WHAT THE TASK ASKS:
Look through the data below. Pick out the lines holding the string "INDONESIA".

# START OF EXTRACTED INFORMATION

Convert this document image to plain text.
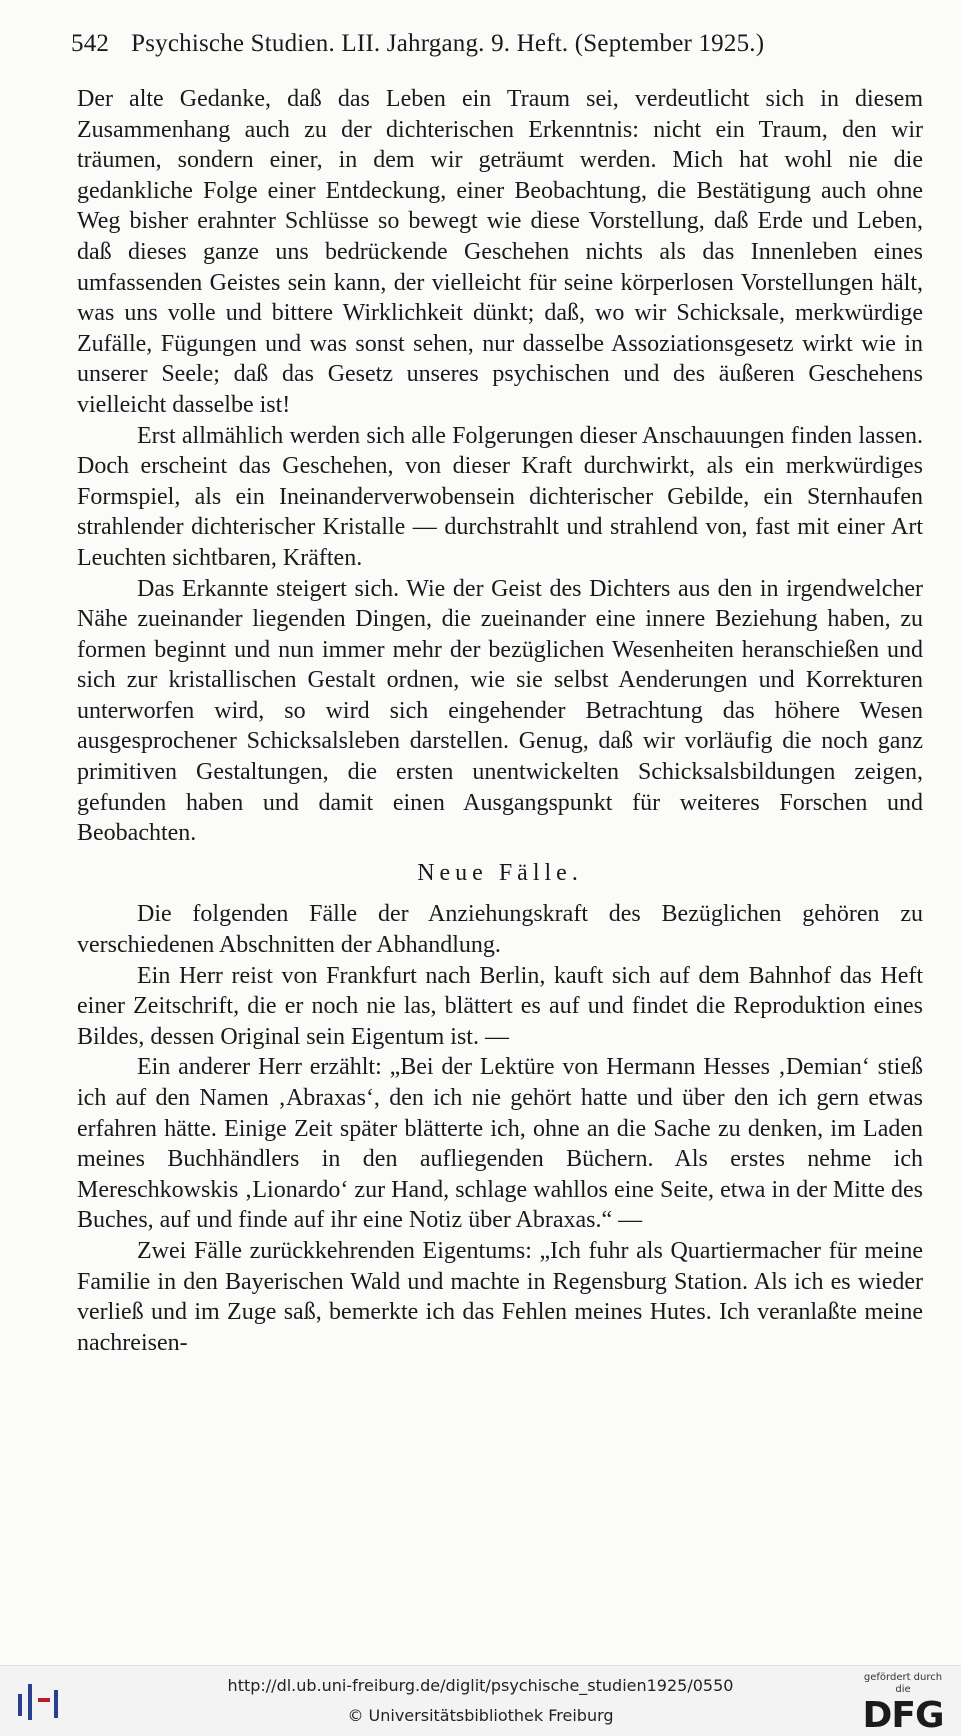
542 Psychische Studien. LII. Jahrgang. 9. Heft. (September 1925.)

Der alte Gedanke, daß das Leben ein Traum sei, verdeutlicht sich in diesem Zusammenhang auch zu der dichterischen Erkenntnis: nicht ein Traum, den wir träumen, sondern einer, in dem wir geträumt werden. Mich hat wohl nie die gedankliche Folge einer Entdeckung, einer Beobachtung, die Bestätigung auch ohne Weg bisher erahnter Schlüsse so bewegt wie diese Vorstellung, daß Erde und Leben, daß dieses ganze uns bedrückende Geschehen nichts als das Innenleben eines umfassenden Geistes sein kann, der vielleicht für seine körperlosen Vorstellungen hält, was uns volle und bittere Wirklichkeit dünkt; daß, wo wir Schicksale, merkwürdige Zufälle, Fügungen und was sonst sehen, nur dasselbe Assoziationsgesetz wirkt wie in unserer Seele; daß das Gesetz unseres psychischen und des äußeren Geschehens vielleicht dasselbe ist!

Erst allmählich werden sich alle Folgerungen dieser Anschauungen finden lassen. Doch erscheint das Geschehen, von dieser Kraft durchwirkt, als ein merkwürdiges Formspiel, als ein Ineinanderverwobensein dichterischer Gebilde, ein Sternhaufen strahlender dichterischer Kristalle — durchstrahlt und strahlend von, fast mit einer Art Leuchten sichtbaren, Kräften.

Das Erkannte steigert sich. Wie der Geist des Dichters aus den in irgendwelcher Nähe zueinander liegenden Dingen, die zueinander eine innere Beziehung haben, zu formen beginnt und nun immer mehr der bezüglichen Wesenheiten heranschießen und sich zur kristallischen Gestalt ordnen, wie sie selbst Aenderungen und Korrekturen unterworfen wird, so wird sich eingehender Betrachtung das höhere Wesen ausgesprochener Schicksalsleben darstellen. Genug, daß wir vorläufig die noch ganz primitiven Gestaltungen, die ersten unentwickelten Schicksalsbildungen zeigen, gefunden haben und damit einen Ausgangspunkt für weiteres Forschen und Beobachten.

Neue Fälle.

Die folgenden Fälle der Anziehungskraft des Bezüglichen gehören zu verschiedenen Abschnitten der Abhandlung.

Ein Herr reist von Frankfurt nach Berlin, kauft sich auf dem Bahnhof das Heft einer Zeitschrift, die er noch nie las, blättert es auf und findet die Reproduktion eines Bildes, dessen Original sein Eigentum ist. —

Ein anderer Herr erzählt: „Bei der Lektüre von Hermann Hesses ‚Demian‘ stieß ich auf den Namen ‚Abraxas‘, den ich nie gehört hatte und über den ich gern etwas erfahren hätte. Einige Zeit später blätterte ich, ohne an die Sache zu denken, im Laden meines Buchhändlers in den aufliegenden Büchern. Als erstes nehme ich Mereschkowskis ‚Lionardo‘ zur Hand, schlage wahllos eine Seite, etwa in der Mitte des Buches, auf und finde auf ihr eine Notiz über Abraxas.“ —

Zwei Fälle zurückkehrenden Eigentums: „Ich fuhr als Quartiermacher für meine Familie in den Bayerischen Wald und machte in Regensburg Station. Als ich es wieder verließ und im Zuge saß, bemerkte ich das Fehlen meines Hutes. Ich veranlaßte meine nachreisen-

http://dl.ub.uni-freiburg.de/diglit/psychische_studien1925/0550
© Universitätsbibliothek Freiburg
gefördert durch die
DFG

# END OF EXTRACTED INFORMATION
# START OF EXTRACTED INFORMATION

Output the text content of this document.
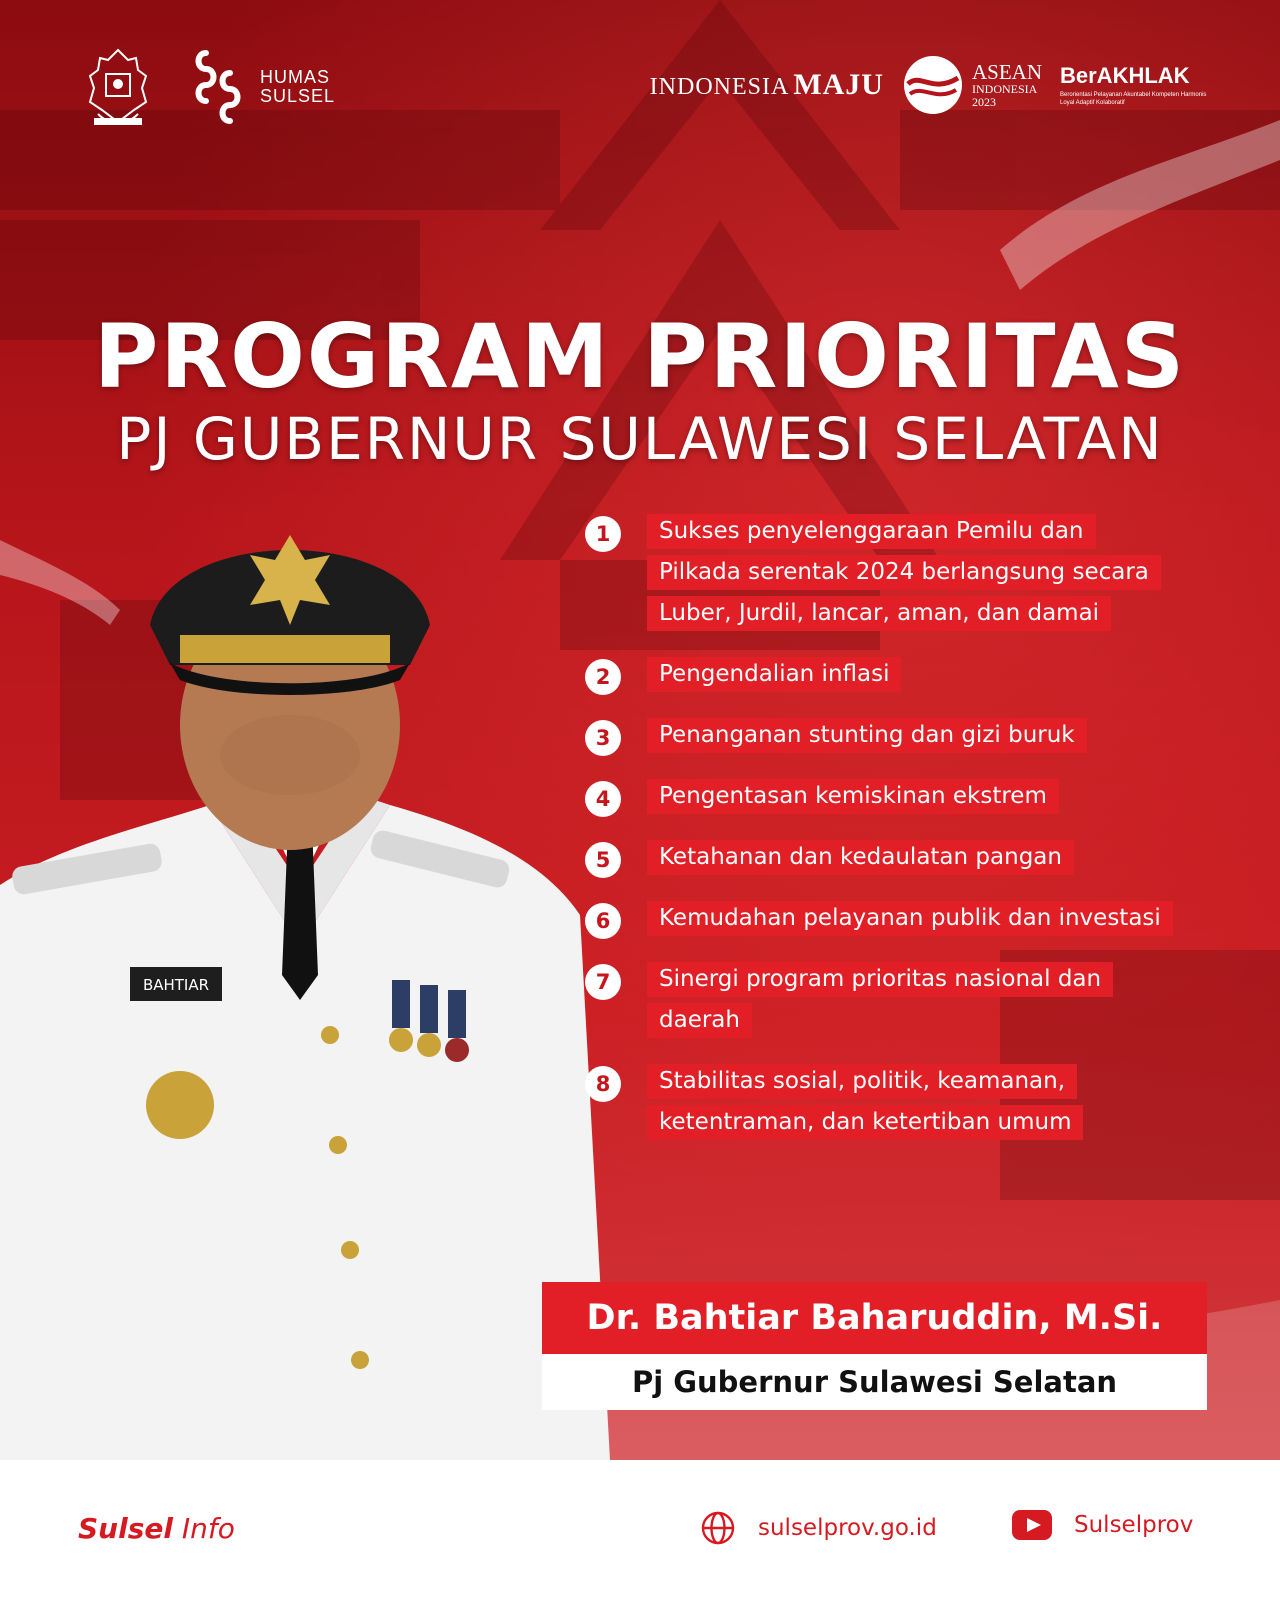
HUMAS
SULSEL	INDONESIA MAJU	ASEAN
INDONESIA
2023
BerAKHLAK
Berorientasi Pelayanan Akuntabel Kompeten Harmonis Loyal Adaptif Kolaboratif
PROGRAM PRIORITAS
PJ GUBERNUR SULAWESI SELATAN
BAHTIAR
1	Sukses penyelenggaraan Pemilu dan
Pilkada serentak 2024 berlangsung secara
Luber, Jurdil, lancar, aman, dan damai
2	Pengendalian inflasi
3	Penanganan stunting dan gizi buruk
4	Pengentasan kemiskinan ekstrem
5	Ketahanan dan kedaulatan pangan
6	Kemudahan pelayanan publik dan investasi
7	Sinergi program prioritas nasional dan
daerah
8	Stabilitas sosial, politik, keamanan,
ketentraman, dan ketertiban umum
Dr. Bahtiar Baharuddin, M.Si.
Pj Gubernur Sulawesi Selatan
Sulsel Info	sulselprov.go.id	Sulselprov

# END OF EXTRACTED INFORMATION

OUTPUT:
SULSEL	INDONESIA MAJU	ASEAN
INDONESIA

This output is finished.